• [TASK TO CARRY OUT]: Copy every entry precisely.
+++
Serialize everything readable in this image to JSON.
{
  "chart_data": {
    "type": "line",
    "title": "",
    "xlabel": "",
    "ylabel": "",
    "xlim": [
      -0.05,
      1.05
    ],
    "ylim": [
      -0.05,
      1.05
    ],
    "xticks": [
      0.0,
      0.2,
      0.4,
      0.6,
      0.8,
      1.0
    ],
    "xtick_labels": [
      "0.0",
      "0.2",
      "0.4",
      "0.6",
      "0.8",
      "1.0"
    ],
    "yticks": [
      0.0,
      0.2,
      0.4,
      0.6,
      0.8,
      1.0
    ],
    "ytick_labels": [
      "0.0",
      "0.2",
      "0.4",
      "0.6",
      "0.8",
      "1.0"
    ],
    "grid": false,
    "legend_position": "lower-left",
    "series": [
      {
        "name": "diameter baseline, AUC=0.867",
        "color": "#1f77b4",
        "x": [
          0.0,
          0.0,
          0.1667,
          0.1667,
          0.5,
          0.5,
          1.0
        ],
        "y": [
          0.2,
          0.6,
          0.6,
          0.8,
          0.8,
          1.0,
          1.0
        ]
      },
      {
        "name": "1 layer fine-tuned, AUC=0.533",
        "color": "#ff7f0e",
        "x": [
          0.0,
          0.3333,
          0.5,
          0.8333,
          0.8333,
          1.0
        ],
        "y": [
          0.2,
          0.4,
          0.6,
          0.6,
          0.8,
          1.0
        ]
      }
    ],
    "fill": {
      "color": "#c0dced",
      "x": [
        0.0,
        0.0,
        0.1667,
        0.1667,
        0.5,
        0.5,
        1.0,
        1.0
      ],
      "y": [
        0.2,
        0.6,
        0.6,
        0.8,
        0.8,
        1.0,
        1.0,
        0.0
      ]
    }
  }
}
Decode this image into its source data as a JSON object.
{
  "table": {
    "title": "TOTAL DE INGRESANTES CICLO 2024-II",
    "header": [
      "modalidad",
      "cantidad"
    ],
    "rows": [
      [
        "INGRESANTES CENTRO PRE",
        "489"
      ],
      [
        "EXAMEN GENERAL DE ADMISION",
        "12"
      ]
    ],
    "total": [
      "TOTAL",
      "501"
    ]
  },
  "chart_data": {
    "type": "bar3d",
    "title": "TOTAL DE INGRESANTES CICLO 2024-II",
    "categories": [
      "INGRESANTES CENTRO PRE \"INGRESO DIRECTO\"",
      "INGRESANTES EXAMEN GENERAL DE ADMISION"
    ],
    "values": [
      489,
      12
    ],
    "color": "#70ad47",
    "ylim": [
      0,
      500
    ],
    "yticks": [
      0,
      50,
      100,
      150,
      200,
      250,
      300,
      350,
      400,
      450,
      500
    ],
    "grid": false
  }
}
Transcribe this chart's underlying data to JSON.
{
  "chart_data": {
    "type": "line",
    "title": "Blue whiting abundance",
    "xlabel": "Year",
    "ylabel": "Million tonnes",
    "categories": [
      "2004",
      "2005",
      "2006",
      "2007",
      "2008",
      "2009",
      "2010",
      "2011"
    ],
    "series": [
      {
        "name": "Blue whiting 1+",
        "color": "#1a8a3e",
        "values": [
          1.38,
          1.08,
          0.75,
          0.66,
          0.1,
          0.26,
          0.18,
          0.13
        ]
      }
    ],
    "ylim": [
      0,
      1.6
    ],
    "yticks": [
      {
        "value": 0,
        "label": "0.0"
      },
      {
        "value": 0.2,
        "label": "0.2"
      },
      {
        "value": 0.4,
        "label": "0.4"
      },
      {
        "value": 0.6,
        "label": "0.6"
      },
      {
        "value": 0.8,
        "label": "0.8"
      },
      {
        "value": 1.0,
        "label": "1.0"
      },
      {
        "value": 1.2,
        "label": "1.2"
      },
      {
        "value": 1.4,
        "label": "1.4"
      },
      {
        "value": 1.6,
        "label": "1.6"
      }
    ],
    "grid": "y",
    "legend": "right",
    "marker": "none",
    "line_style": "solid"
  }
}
+++
• [ANSWER TO THIS EXERCISE]:
Serialize everything readable in this image to JSON.
{
  "chart_data": {
    "type": "line",
    "title": "",
    "xlabel": "",
    "ylabel": "",
    "xlim": [
      -0.05,
      1.05
    ],
    "ylim": [
      -0.05,
      1.05
    ],
    "xticks": [
      0.0,
      0.2,
      0.4,
      0.6,
      0.8,
      1.0
    ],
    "xtick_labels": [
      "0.0",
      "0.2",
      "0.4",
      "0.6",
      "0.8",
      "1.0"
    ],
    "yticks": [
      0.0,
      0.2,
      0.4,
      0.6,
      0.8,
      1.0
    ],
    "ytick_labels": [
      "0.0",
      "0.2",
      "0.4",
      "0.6",
      "0.8",
      "1.0"
    ],
    "grid": false,
    "legend_position": "lower-left",
    "series": [
      {
        "name": "diameter baseline, AUC=0.867",
        "color": "#1f77b4",
        "x": [
          0.0,
          0.0,
          0.1667,
          0.1667,
          0.5,
          0.5,
          1.0
        ],
        "y": [
          0.2,
          0.6,
          0.6,
          0.8,
          0.8,
          1.0,
          1.0
        ]
      },
      {
        "name": "1 layer fine-tuned, AUC=0.533",
        "color": "#ff7f0e",
        "x": [
          0.0,
          0.3333,
          0.5,
          0.8333,
          0.8333,
          1.0
        ],
        "y": [
          0.2,
          0.4,
          0.6,
          0.6,
          0.8,
          1.0
        ]
      }
    ],
    "fill": {
      "color": "#c0dced",
      "x": [
        0.0,
        0.0,
        0.1667,
        0.1667,
        0.5,
        0.5,
        1.0,
        1.0
      ],
      "y": [
        0.2,
        0.6,
        0.6,
        0.8,
        0.8,
        1.0,
        1.0,
        0.0
      ]
    }
  }
}
Decode this image into its source data as a JSON object.
{
  "table": {
    "title": "TOTAL DE INGRESANTES CICLO 2024-II",
    "header": [
      "modalidad",
      "cantidad"
    ],
    "rows": [
      [
        "INGRESANTES CENTRO PRE",
        "489"
      ],
      [
        "EXAMEN GENERAL DE ADMISION",
        "12"
      ]
    ],
    "total": [
      "TOTAL",
      "501"
    ]
  },
  "chart_data": {
    "type": "bar3d",
    "title": "TOTAL DE INGRESANTES CICLO 2024-II",
    "categories": [
      "INGRESANTES CENTRO PRE \"INGRESO DIRECTO\"",
      "INGRESANTES EXAMEN GENERAL DE ADMISION"
    ],
    "values": [
      489,
      12
    ],
    "color": "#70ad47",
    "ylim": [
      0,
      500
    ],
    "yticks": [
      0,
      50,
      100,
      150,
      200,
      250,
      300,
      350,
      400,
      450,
      500
    ],
    "grid": false
  }
}
Transcribe this chart's underlying data to JSON.
{
  "chart_data": {
    "type": "line",
    "title": "Blue whiting abundance",
    "xlabel": "Year",
    "ylabel": "Million tonnes",
    "categories": [
      "2004",
      "2005",
      "2006",
      "2007",
      "2008",
      "2009",
      "2010",
      "2011"
    ],
    "series": [
      {
        "name": "Blue whiting 1+",
        "color": "#1a8a3e",
        "values": [
          1.38,
          1.08,
          0.75,
          0.66,
          0.1,
          0.26,
          0.18,
          0.13
        ]
      }
    ],
    "ylim": [
      0,
      1.6
    ],
    "yticks": [
      {
        "value": 0,
        "label": "0.0"
      },
      {
        "value": 0.2,
        "label": "0.2"
      },
      {
        "value": 0.4,
        "label": "0.4"
      },
      {
        "value": 0.6,
        "label": "0.6"
      },
      {
        "value": 0.8,
        "label": "0.8"
      },
      {
        "value": 1.0,
        "label": "1.0"
      },
      {
        "value": 1.2,
        "label": "1.2"
      },
      {
        "value": 1.4,
        "label": "1.4"
      },
      {
        "value": 1.6,
        "label": "1.6"
      }
    ],
    "grid": "y",
    "legend": "right",
    "marker": "none",
    "line_style": "solid"
  }
}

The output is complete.